── LISTED RECORDS

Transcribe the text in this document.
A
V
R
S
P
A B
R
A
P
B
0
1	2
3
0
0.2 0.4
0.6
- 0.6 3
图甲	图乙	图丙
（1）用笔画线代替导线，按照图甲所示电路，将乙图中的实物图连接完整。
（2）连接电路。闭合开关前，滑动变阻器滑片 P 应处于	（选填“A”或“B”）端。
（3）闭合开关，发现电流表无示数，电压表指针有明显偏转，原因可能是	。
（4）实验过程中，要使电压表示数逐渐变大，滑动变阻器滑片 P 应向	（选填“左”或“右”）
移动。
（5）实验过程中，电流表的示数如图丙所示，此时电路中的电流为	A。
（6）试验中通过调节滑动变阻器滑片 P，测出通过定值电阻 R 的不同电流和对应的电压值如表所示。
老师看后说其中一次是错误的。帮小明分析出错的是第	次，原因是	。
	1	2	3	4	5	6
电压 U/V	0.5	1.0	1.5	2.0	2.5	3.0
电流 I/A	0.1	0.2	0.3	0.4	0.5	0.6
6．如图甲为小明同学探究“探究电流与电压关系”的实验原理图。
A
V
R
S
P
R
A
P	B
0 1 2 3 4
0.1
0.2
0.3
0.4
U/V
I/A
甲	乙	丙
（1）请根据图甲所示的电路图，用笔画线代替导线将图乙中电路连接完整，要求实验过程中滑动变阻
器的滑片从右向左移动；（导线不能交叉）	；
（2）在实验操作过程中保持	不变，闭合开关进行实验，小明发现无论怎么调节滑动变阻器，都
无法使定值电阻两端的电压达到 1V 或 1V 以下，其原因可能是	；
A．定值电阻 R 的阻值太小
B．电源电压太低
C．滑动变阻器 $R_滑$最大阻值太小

────

AIM OF THE TASK ▸ Please output the entire listing exactly as it stands.

WRITTEN RESPONSE ▸
Transcribe the text in this document.
A
V
R
S
P
A B
R
A
P
B
0
1	2
3
0
0.2 0.4
0.6
- 0.6 3
图甲	图乙	图丙
（1）用笔画线代替导线，按照图甲所示电路，将乙图中的实物图连接完整。
（2）连接电路。闭合开关前，滑动变阻器滑片 P 应处于	（选填“A”或“B”）端。
（3）闭合开关，发现电流表无示数，电压表指针有明显偏转，原因可能是	。
（4）实验过程中，要使电压表示数逐渐变大，滑动变阻器滑片 P 应向	（选填“左”或“右”）
移动。
（5）实验过程中，电流表的示数如图丙所示，此时电路中的电流为	A。
（6）试验中通过调节滑动变阻器滑片 P，测出通过定值电阻 R 的不同电流和对应的电压值如表所示。
老师看后说其中一次是错误的。帮小明分析出错的是第	次，原因是	。
	1	2	3	4	5	6
电压 U/V	0.5	1.0	1.5	2.0	2.5	3.0
电流 I/A	0.1	0.2	0.3	0.4	0.5	0.6
6．如图甲为小明同学探究“探究电流与电压关系”的实验原理图。
A
V
R
S
P
R
A
P	B
0 1 2 3 4
0.1
0.2
0.3
0.4
U/V
I/A
甲	乙	丙
（1）请根据图甲所示的电路图，用笔画线代替导线将图乙中电路连接完整，要求实验过程中滑动变阻
器的滑片从右向左移动；（导线不能交叉）	；
（2）在实验操作过程中保持	不变，闭合开关进行实验，小明发现无论怎么调节滑动变阻器，都
无法使定值电阻两端的电压达到 1V 或 1V 以下，其原因可能是	；
A．定值电阻 R 的阻值太小
B．电源电压太低
C．滑动变阻器 $R_滑$最大阻值太小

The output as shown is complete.